Determine which lines contain the word "包工包料", then copy those lines.

[start]

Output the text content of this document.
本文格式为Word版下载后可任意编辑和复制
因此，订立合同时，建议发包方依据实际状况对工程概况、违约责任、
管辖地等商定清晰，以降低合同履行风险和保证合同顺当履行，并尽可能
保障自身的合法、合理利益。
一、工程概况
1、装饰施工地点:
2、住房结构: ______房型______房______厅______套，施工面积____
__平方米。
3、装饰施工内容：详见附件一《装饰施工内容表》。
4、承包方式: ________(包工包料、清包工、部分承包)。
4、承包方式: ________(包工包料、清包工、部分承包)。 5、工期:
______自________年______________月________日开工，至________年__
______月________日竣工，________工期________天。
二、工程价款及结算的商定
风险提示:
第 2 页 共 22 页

[end]

*RESULT BELOW*.
4、承包方式: ________(包工包料、清包工、部分承包)。
4、承包方式: ________(包工包料、清包工、部分承包)。 5、工期:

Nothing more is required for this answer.